- **GOAL**
Without the pictures, output the records below word for word.

_ _ _ _ _ _ _

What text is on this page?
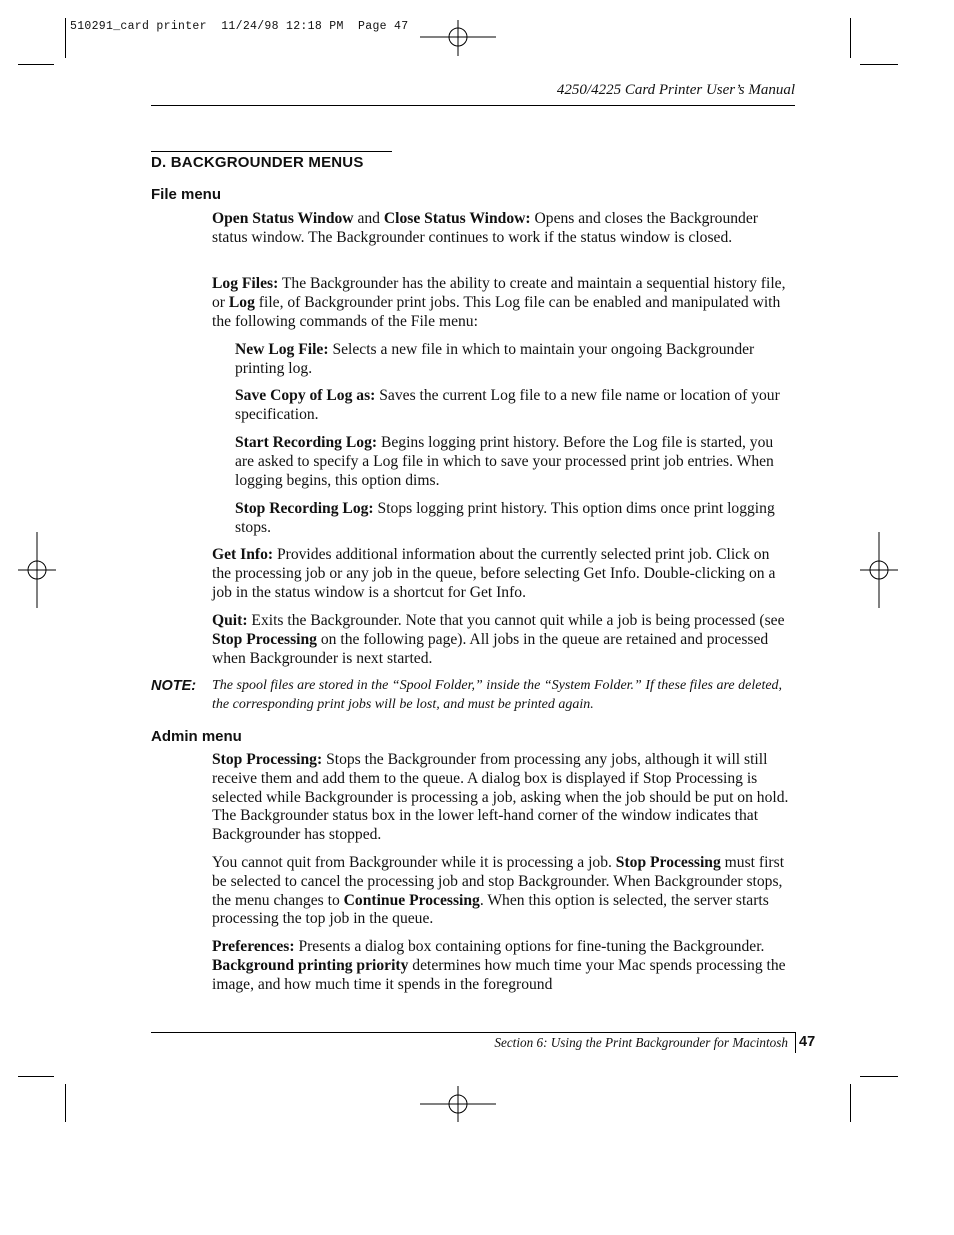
510291_card printer  11/24/98 12:18 PM  Page 47
4250/4225 Card Printer User’s Manual
D. BACKGROUNDER MENUS
File menu

Open Status Window and Close Status Window: Opens and closes the Backgrounder status window. The Backgrounder continues to work if the status window is closed.

Log Files: The Backgrounder has the ability to create and maintain a sequential history file, or Log file, of Backgrounder print jobs. This Log file can be enabled and manipulated with the following commands of the File menu:

New Log File: Selects a new file in which to maintain your ongoing Backgrounder printing log.

Save Copy of Log as: Saves the current Log file to a new file name or location of your specification.

Start Recording Log: Begins logging print history. Before the Log file is started, you are asked to specify a Log file in which to save your processed print job entries. When logging begins, this option dims.

Stop Recording Log: Stops logging print history. This option dims once print logging stops.

Get Info: Provides additional information about the currently selected print job. Click on the processing job or any job in the queue, before selecting Get Info. Double-clicking on a job in the status window is a shortcut for Get Info.

Quit: Exits the Backgrounder. Note that you cannot quit while a job is being processed (see Stop Processing on the following page). All jobs in the queue are retained and processed when Backgrounder is next started.

NOTE: The spool files are stored in the “Spool Folder,” inside the “System Folder.” If these files are deleted, the corresponding print jobs will be lost, and must be printed again.

Admin menu

Stop Processing: Stops the Backgrounder from processing any jobs, although it will still receive them and add them to the queue. A dialog box is displayed if Stop Processing is selected while Backgrounder is processing a job, asking when the job should be put on hold. The Backgrounder status box in the lower left-hand corner of the window indicates that Backgrounder has stopped.

You cannot quit from Backgrounder while it is processing a job. Stop Processing must first be selected to cancel the processing job and stop Backgrounder. When Backgrounder stops, the menu changes to Continue Processing. When this option is selected, the server starts processing the top job in the queue.

Preferences: Presents a dialog box containing options for fine-tuning the Backgrounder. Background printing priority determines how much time your Mac spends processing the image, and how much time it spends in the foreground

Section 6: Using the Print Backgrounder for Macintosh 47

_ _ _ _ _ _ _

- **WRITTEN REPLY**
What text is on this page?
510291_card printer  11/24/98 12:18 PM  Page 47
4250/4225 Card Printer User’s Manual
D. BACKGROUNDER MENUS
File menu

Open Status Window and Close Status Window: Opens and closes the Backgrounder status window. The Backgrounder continues to work if the status window is closed.

Log Files: The Backgrounder has the ability to create and maintain a sequential history file, or Log file, of Backgrounder print jobs. This Log file can be enabled and manipulated with the following commands of the File menu:

New Log File: Selects a new file in which to maintain your ongoing Backgrounder printing log.

Save Copy of Log as: Saves the current Log file to a new file name or location of your specification.

Start Recording Log: Begins logging print history. Before the Log file is started, you are asked to specify a Log file in which to save your processed print job entries. When logging begins, this option dims.

Stop Recording Log: Stops logging print history. This option dims once print logging stops.

Get Info: Provides additional information about the currently selected print job. Click on the processing job or any job in the queue, before selecting Get Info. Double-clicking on a job in the status window is a shortcut for Get Info.

Quit: Exits the Backgrounder. Note that you cannot quit while a job is being processed (see Stop Processing on the following page). All jobs in the queue are retained and processed when Backgrounder is next started.

NOTE: The spool files are stored in the “Spool Folder,” inside the “System Folder.” If these files are deleted, the corresponding print jobs will be lost, and must be printed again.

Admin menu

Stop Processing: Stops the Backgrounder from processing any jobs, although it will still receive them and add them to the queue. A dialog box is displayed if Stop Processing is selected while Backgrounder is processing a job, asking when the job should be put on hold. The Backgrounder status box in the lower left-hand corner of the window indicates that Backgrounder has stopped.

You cannot quit from Backgrounder while it is processing a job. Stop Processing must first be selected to cancel the processing job and stop Backgrounder. When Backgrounder stops, the menu changes to Continue Processing. When this option is selected, the server starts processing the top job in the queue.

Preferences: Presents a dialog box containing options for fine-tuning the Backgrounder. Background printing priority determines how much time your Mac spends processing the image, and how much time it spends in the foreground

Section 6: Using the Print Backgrounder for Macintosh 47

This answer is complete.